AIM OF THE TASK>
Restate the data below word for word. Skip any images it contains.

PROVIDED RECORDS>
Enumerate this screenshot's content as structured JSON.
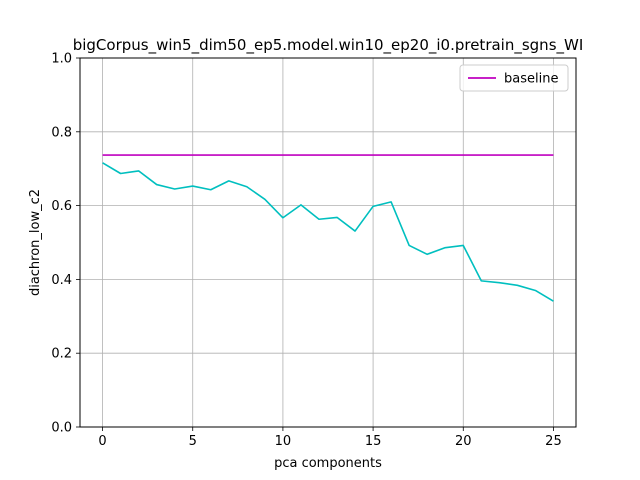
{
  "chart_data": {
    "type": "line",
    "title": "bigCorpus_win5_dim50_ep5.model.win10_ep20_i0.pretrain_sgns_WI",
    "xlabel": "pca components",
    "ylabel": "diachron_low_c2",
    "xlim": [
      -1.25,
      26.25
    ],
    "ylim": [
      0.0,
      1.0
    ],
    "xticks": [
      0,
      5,
      10,
      15,
      20,
      25
    ],
    "yticks": [
      0.0,
      0.2,
      0.4,
      0.6,
      0.8,
      1.0
    ],
    "xtick_labels": [
      "0",
      "5",
      "10",
      "15",
      "20",
      "25"
    ],
    "ytick_labels": [
      "0.0",
      "0.2",
      "0.4",
      "0.6",
      "0.8",
      "1.0"
    ],
    "grid": true,
    "legend_position": "top-right",
    "series": [
      {
        "name": "baseline",
        "color": "#bf00bf",
        "x": [
          0,
          25
        ],
        "y": [
          0.737,
          0.737
        ]
      },
      {
        "color": "#00bfbf",
        "x": [
          0,
          1,
          2,
          3,
          4,
          5,
          6,
          7,
          8,
          9,
          10,
          11,
          12,
          13,
          14,
          15,
          16,
          17,
          18,
          19,
          20,
          21,
          22,
          23,
          24,
          25
        ],
        "y": [
          0.716,
          0.687,
          0.694,
          0.657,
          0.645,
          0.653,
          0.643,
          0.667,
          0.651,
          0.617,
          0.567,
          0.602,
          0.563,
          0.568,
          0.531,
          0.598,
          0.61,
          0.492,
          0.468,
          0.486,
          0.492,
          0.396,
          0.391,
          0.384,
          0.37,
          0.341
        ]
      }
    ]
  }
}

EXERCISE ANSWER>
Enumerate this screenshot's content as structured JSON.
{
  "chart_data": {
    "type": "line",
    "title": "bigCorpus_win5_dim50_ep5.model.win10_ep20_i0.pretrain_sgns_WI",
    "xlabel": "pca components",
    "ylabel": "diachron_low_c2",
    "xlim": [
      -1.25,
      26.25
    ],
    "ylim": [
      0.0,
      1.0
    ],
    "xticks": [
      0,
      5,
      10,
      15,
      20,
      25
    ],
    "yticks": [
      0.0,
      0.2,
      0.4,
      0.6,
      0.8,
      1.0
    ],
    "xtick_labels": [
      "0",
      "5",
      "10",
      "15",
      "20",
      "25"
    ],
    "ytick_labels": [
      "0.0",
      "0.2",
      "0.4",
      "0.6",
      "0.8",
      "1.0"
    ],
    "grid": true,
    "legend_position": "top-right",
    "series": [
      {
        "name": "baseline",
        "color": "#bf00bf",
        "x": [
          0,
          25
        ],
        "y": [
          0.737,
          0.737
        ]
      },
      {
        "color": "#00bfbf",
        "x": [
          0,
          1,
          2,
          3,
          4,
          5,
          6,
          7,
          8,
          9,
          10,
          11,
          12,
          13,
          14,
          15,
          16,
          17,
          18,
          19,
          20,
          21,
          22,
          23,
          24,
          25
        ],
        "y": [
          0.716,
          0.687,
          0.694,
          0.657,
          0.645,
          0.653,
          0.643,
          0.667,
          0.651,
          0.617,
          0.567,
          0.602,
          0.563,
          0.568,
          0.531,
          0.598,
          0.61,
          0.492,
          0.468,
          0.486,
          0.492,
          0.396,
          0.391,
          0.384,
          0.37,
          0.341
        ]
      }
    ]
  }
}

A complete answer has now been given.